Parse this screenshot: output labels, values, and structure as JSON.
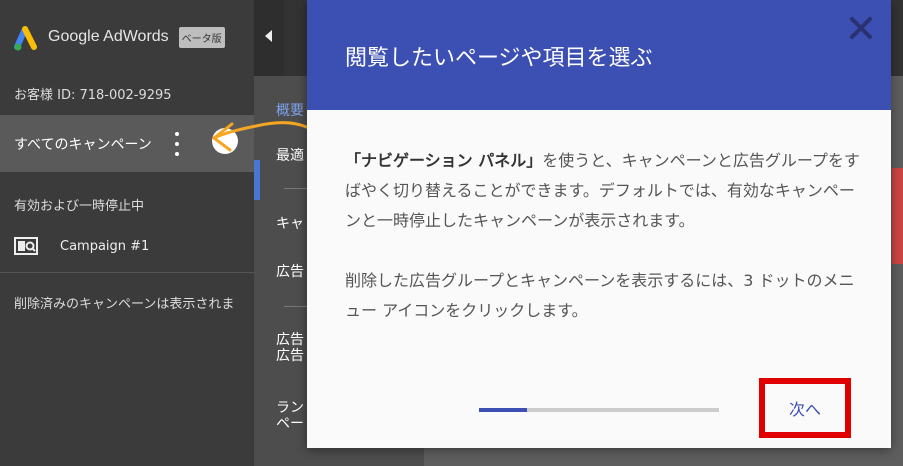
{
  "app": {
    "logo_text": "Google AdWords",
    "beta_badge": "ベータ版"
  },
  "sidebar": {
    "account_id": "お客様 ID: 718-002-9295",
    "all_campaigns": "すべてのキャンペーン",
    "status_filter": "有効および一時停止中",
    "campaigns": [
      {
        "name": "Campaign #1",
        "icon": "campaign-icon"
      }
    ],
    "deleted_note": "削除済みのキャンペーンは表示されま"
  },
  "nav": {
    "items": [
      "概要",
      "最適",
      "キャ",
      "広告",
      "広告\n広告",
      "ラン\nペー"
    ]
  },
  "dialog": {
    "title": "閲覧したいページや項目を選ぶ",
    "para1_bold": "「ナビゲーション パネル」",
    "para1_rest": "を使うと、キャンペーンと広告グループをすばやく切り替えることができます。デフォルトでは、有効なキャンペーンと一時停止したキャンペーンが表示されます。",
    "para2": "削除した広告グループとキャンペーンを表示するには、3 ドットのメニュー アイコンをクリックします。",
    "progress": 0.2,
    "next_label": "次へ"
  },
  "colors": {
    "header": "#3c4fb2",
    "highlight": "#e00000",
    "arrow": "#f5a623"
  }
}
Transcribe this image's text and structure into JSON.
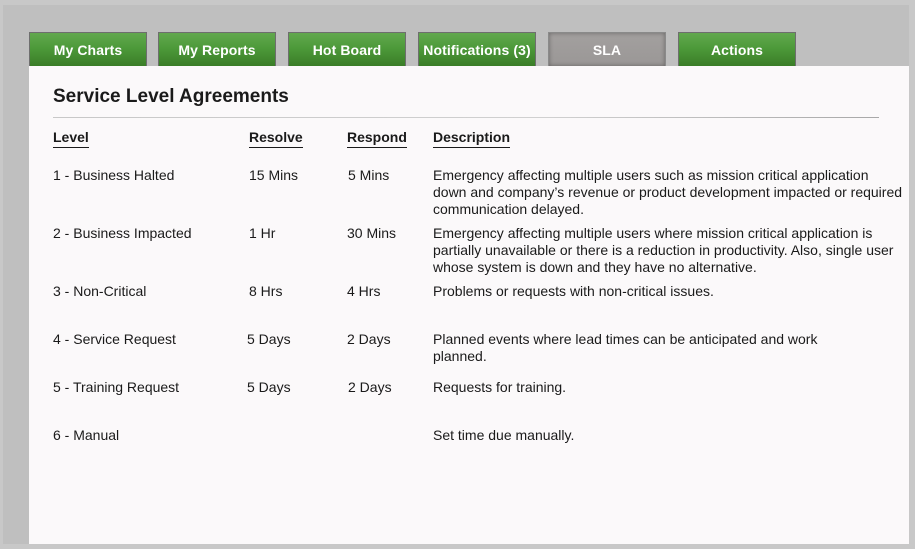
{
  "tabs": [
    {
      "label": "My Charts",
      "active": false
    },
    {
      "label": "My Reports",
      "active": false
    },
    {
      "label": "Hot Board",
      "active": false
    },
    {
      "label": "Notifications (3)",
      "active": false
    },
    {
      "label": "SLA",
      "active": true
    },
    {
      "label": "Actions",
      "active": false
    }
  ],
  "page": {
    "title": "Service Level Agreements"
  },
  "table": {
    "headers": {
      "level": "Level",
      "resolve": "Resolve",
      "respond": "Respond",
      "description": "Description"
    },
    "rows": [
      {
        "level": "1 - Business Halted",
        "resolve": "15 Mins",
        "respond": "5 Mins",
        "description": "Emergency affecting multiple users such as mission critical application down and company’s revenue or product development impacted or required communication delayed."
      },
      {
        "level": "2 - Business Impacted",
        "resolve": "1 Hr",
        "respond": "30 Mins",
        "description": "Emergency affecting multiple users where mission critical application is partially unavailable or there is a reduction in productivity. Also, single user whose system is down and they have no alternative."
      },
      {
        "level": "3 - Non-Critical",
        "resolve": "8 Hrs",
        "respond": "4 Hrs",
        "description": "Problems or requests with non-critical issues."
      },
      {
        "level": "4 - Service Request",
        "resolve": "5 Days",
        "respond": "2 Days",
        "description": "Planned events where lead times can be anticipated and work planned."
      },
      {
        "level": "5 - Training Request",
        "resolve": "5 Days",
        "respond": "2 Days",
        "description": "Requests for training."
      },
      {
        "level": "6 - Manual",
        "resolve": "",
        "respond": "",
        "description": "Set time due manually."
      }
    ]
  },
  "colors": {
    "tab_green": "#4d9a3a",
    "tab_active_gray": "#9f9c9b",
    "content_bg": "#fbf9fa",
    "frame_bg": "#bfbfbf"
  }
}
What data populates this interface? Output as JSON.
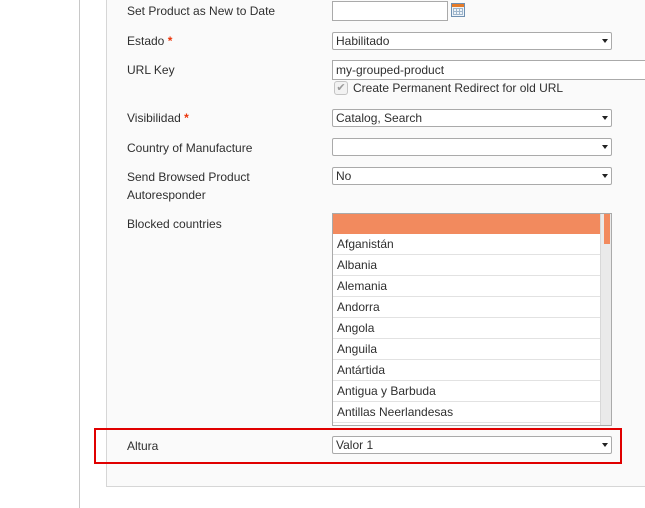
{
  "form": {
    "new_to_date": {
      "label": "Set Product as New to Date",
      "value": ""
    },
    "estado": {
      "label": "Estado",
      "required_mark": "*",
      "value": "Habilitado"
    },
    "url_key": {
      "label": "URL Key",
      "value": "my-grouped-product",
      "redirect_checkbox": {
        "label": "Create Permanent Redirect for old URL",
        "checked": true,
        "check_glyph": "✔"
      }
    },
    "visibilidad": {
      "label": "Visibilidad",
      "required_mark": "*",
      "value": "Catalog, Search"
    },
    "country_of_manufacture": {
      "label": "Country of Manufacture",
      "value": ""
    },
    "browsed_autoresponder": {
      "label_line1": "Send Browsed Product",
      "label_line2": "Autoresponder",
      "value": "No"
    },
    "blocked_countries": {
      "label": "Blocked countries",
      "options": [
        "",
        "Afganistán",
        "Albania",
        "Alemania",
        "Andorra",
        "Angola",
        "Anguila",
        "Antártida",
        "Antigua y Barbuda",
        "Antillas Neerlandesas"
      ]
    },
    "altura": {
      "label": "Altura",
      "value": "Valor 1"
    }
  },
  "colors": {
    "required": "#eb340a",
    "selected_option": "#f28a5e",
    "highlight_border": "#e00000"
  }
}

# Task directions
Except for the pictures, reproduce every line exactly.

# The solution
Parse this screenshot: output labels, values, and structure as JSON.
{
  "app": {
    "logo_text": "Google AdWords",
    "beta_badge": "ベータ版"
  },
  "sidebar": {
    "account_id": "お客様 ID: 718-002-9295",
    "all_campaigns": "すべてのキャンペーン",
    "status_filter": "有効および一時停止中",
    "campaigns": [
      {
        "name": "Campaign #1",
        "icon": "campaign-icon"
      }
    ],
    "deleted_note": "削除済みのキャンペーンは表示されま"
  },
  "nav": {
    "items": [
      "概要",
      "最適",
      "キャ",
      "広告",
      "広告\n広告",
      "ラン\nペー"
    ]
  },
  "dialog": {
    "title": "閲覧したいページや項目を選ぶ",
    "para1_bold": "「ナビゲーション パネル」",
    "para1_rest": "を使うと、キャンペーンと広告グループをすばやく切り替えることができます。デフォルトでは、有効なキャンペーンと一時停止したキャンペーンが表示されます。",
    "para2": "削除した広告グループとキャンペーンを表示するには、3 ドットのメニュー アイコンをクリックします。",
    "progress": 0.2,
    "next_label": "次へ"
  },
  "colors": {
    "header": "#3c4fb2",
    "highlight": "#e00000",
    "arrow": "#f5a623"
  }
}
Transcribe this image's text and structure into JSON.
{
  "tabs": [
    {
      "label": "My Charts",
      "active": false
    },
    {
      "label": "My Reports",
      "active": false
    },
    {
      "label": "Hot Board",
      "active": false
    },
    {
      "label": "Notifications (3)",
      "active": false
    },
    {
      "label": "SLA",
      "active": true
    },
    {
      "label": "Actions",
      "active": false
    }
  ],
  "page": {
    "title": "Service Level Agreements"
  },
  "table": {
    "headers": {
      "level": "Level",
      "resolve": "Resolve",
      "respond": "Respond",
      "description": "Description"
    },
    "rows": [
      {
        "level": "1 - Business Halted",
        "resolve": "15 Mins",
        "respond": "5 Mins",
        "description": "Emergency affecting multiple users such as mission critical application down and company’s revenue or product development impacted or required communication delayed."
      },
      {
        "level": "2 - Business Impacted",
        "resolve": "1 Hr",
        "respond": "30 Mins",
        "description": "Emergency affecting multiple users where mission critical application is partially unavailable or there is a reduction in productivity. Also, single user whose system is down and they have no alternative."
      },
      {
        "level": "3 - Non-Critical",
        "resolve": "8 Hrs",
        "respond": "4 Hrs",
        "description": "Problems or requests with non-critical issues."
      },
      {
        "level": "4 - Service Request",
        "resolve": "5 Days",
        "respond": "2 Days",
        "description": "Planned events where lead times can be anticipated and work planned."
      },
      {
        "level": "5 - Training Request",
        "resolve": "5 Days",
        "respond": "2 Days",
        "description": "Requests for training."
      },
      {
        "level": "6 - Manual",
        "resolve": "",
        "respond": "",
        "description": "Set time due manually."
      }
    ]
  },
  "colors": {
    "tab_green": "#4d9a3a",
    "tab_active_gray": "#9f9c9b",
    "content_bg": "#fbf9fa",
    "frame_bg": "#bfbfbf"
  }
}
What data populates this interface? Output as JSON.
{
  "form": {
    "new_to_date": {
      "label": "Set Product as New to Date",
      "value": ""
    },
    "estado": {
      "label": "Estado",
      "required_mark": "*",
      "value": "Habilitado"
    },
    "url_key": {
      "label": "URL Key",
      "value": "my-grouped-product",
      "redirect_checkbox": {
        "label": "Create Permanent Redirect for old URL",
        "checked": true,
        "check_glyph": "✔"
      }
    },
    "visibilidad": {
      "label": "Visibilidad",
      "required_mark": "*",
      "value": "Catalog, Search"
    },
    "country_of_manufacture": {
      "label": "Country of Manufacture",
      "value": ""
    },
    "browsed_autoresponder": {
      "label_line1": "Send Browsed Product",
      "label_line2": "Autoresponder",
      "value": "No"
    },
    "blocked_countries": {
      "label": "Blocked countries",
      "options": [
        "",
        "Afganistán",
        "Albania",
        "Alemania",
        "Andorra",
        "Angola",
        "Anguila",
        "Antártida",
        "Antigua y Barbuda",
        "Antillas Neerlandesas"
      ]
    },
    "altura": {
      "label": "Altura",
      "value": "Valor 1"
    }
  },
  "colors": {
    "required": "#eb340a",
    "selected_option": "#f28a5e",
    "highlight_border": "#e00000"
  }
}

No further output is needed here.